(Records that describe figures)

##########

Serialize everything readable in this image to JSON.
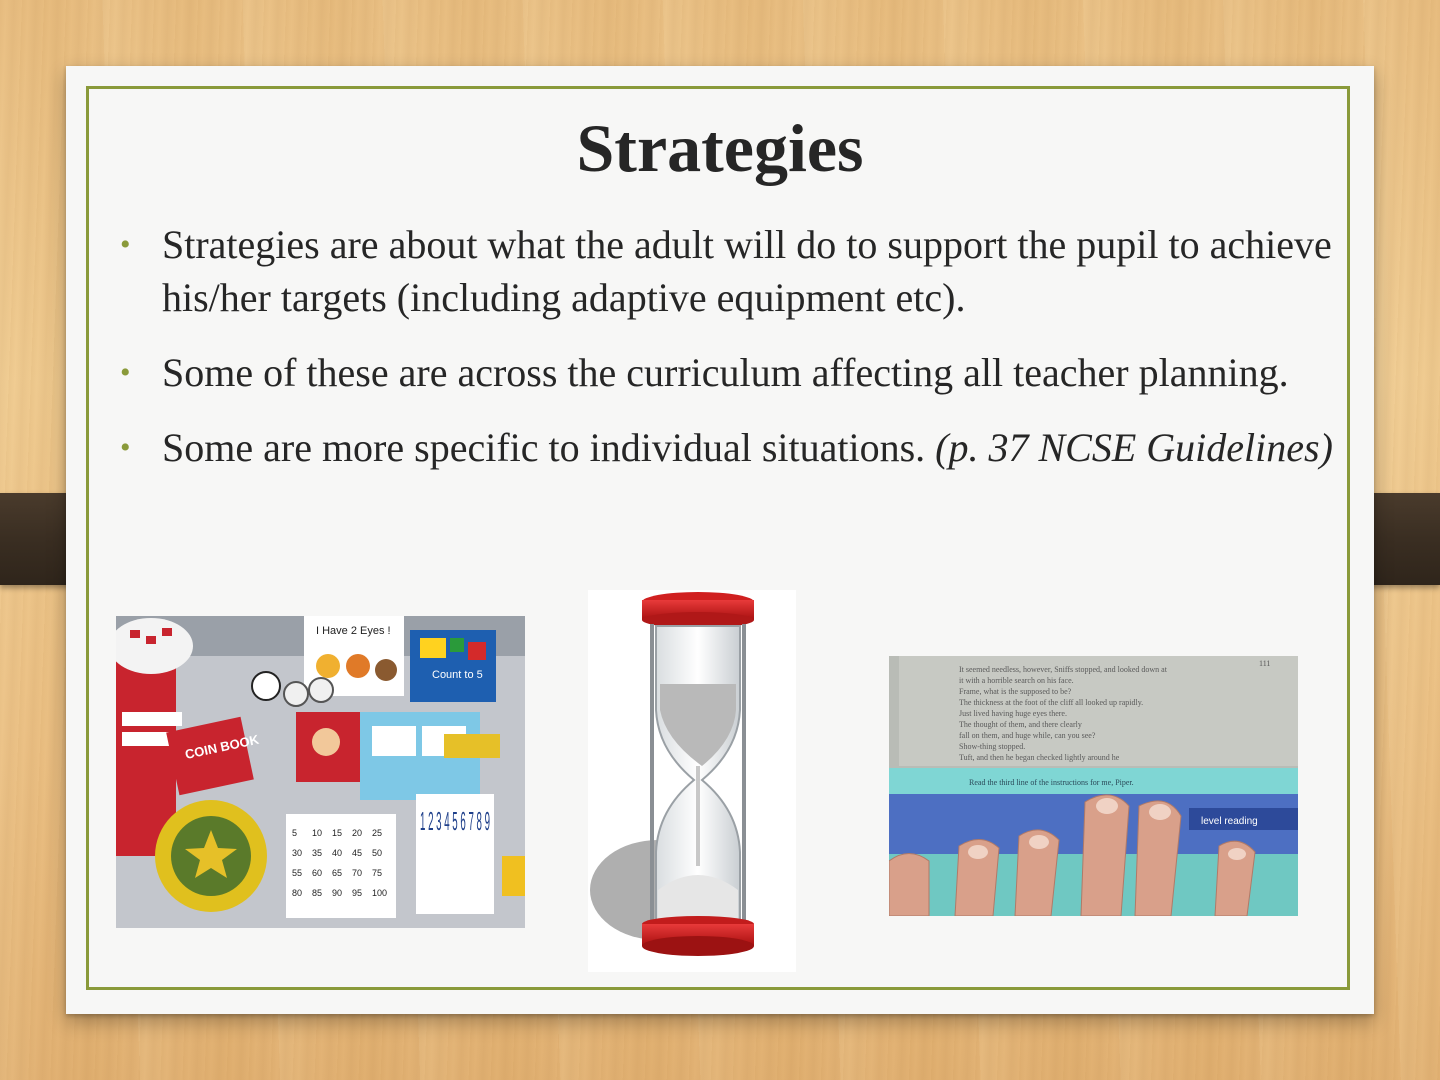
{
  "slide": {
    "title": "Strategies",
    "bullets": [
      {
        "text": "Strategies are about what the adult will do  to support the pupil to achieve his/her targets (including adaptive equipment etc).",
        "citation": ""
      },
      {
        "text": "Some of these are across the curriculum affecting all teacher planning.",
        "citation": ""
      },
      {
        "text": "Some are more specific to individual situations. ",
        "citation": "(p. 37 NCSE Guidelines)"
      }
    ]
  },
  "images": {
    "resources": {
      "book_label": "COIN BOOK",
      "card_label": "Count to 5",
      "poster_label": "I Have 2 Eyes !",
      "grid_numbers": [
        "5",
        "10",
        "15",
        "20",
        "25",
        "30",
        "35",
        "40",
        "45",
        "50",
        "55",
        "60",
        "65",
        "70",
        "75",
        "80",
        "85",
        "90",
        "95",
        "100"
      ],
      "big_numbers": "1 2 3 4 5 6 7 8 9"
    },
    "reading": {
      "book_lines": [
        "It seemed needless, however, Sniffs stopped, and looked down at",
        "it with a horrible search on his face.",
        "Frame, what is the supposed to be?",
        "The thickness at the foot of the cliff all looked up rapidly.",
        "Just lived having huge eyes there.",
        "The thought of them, and there clearly",
        "fall on them, and huge while, can you see?",
        "Show-thing stopped.",
        "Tuft, and then he began checked lightly around he"
      ],
      "page_number": "111",
      "strip_text": "Read the third line of the instructions for me, Piper.",
      "tool_label": "level reading"
    },
    "colors": {
      "frame_border": "#8a9a3a",
      "bullet": "#8a9a3a",
      "text": "#262626",
      "strap": "#3a2e22"
    }
  }
}
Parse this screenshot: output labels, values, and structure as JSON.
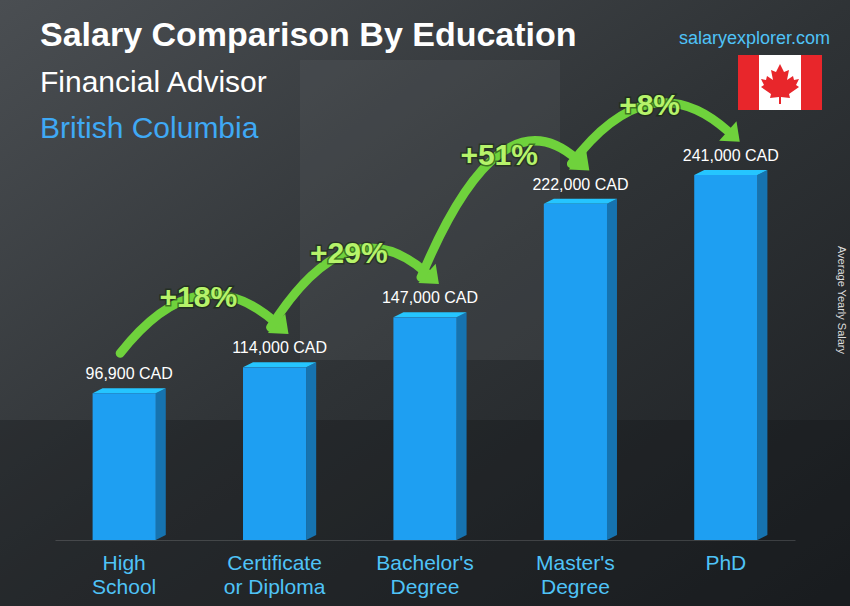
{
  "chart_data": {
    "type": "bar",
    "title": "Salary Comparison By Education",
    "subtitles": [
      "Financial Advisor",
      "British Columbia"
    ],
    "watermark": "salaryexplorer.com",
    "y_label": "Average Yearly Salary",
    "categories": [
      "High\nSchool",
      "Certificate\nor Diploma",
      "Bachelor's\nDegree",
      "Master's\nDegree",
      "PhD"
    ],
    "values": [
      96900,
      114000,
      147000,
      222000,
      241000
    ],
    "value_labels": [
      "96,900 CAD",
      "114,000 CAD",
      "147,000 CAD",
      "222,000 CAD",
      "241,000 CAD"
    ],
    "data_labels": true,
    "annotations": [
      "+18%",
      "+29%",
      "+51%",
      "+8%"
    ],
    "color": "#1e9ff2",
    "tick_labels": "x",
    "grid": false
  }
}
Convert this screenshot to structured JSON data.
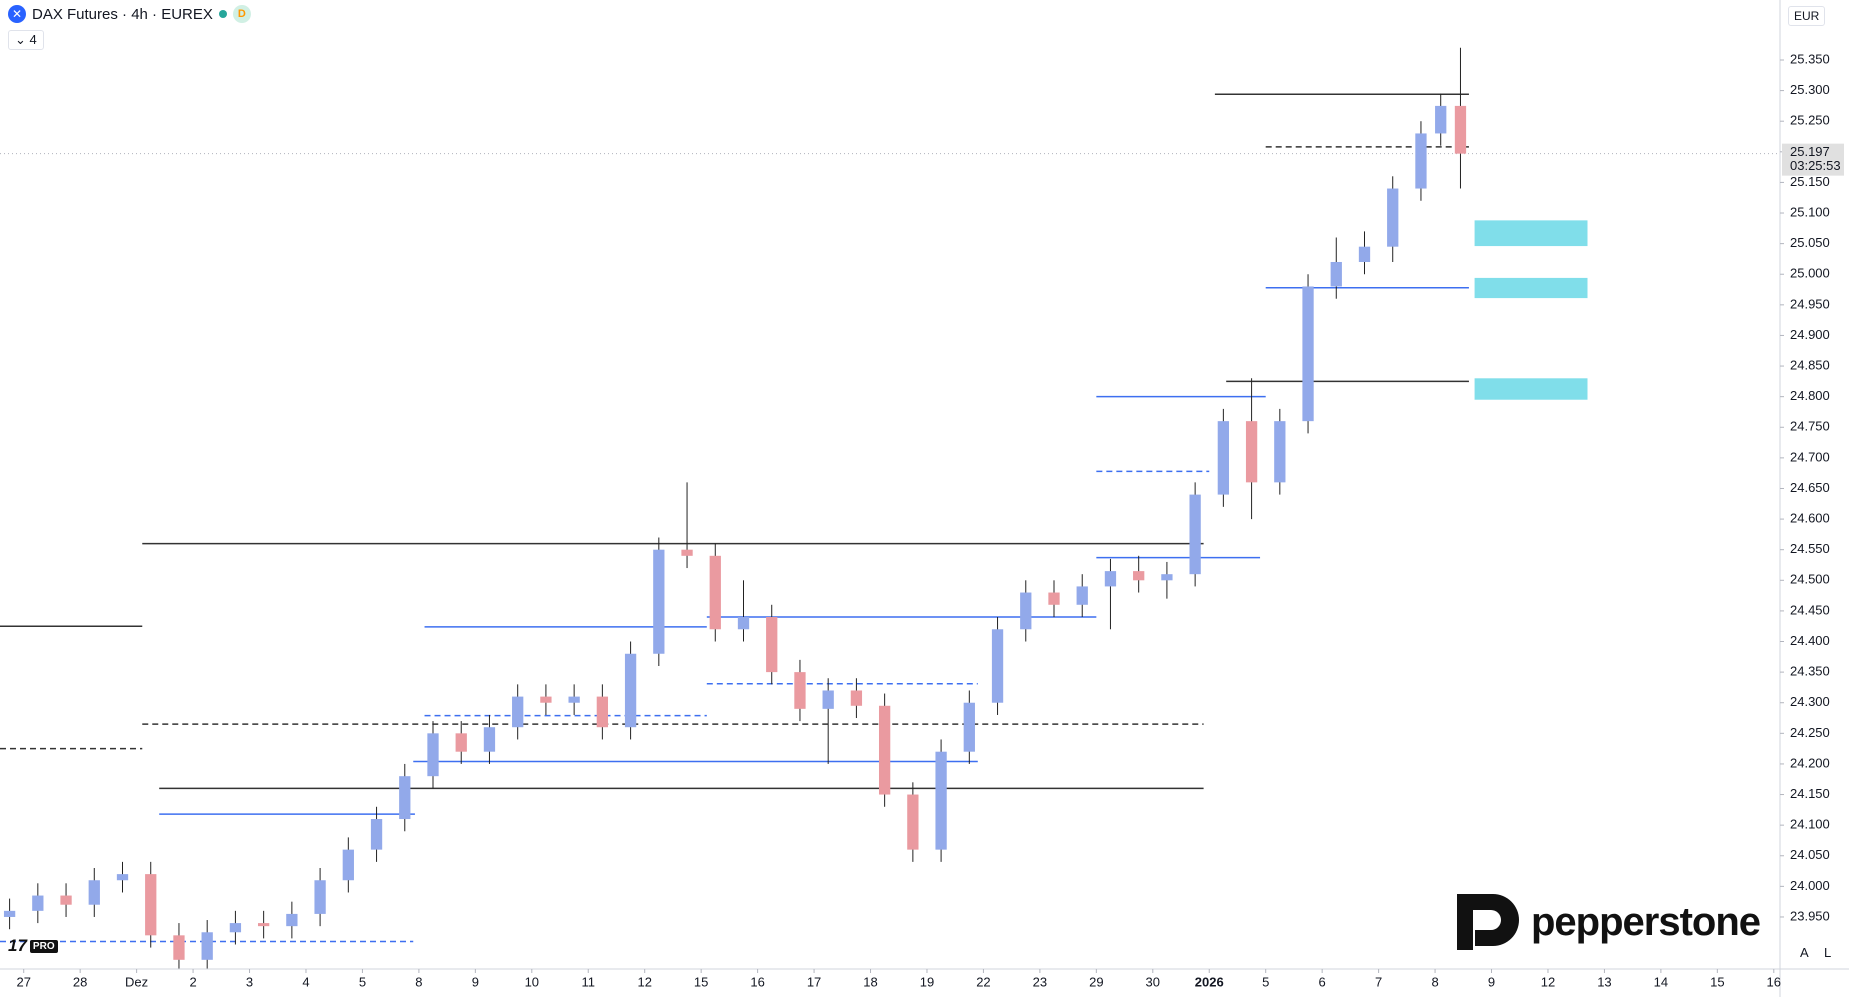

##########

*OBJECTIVE:*
Show, from the listing above, each line that contains the word "huge".

*RESPONSE TO THIS EXERCISE:*
        "Just lived having huge eyes there.",
        "fall on them, and huge while, can you see?",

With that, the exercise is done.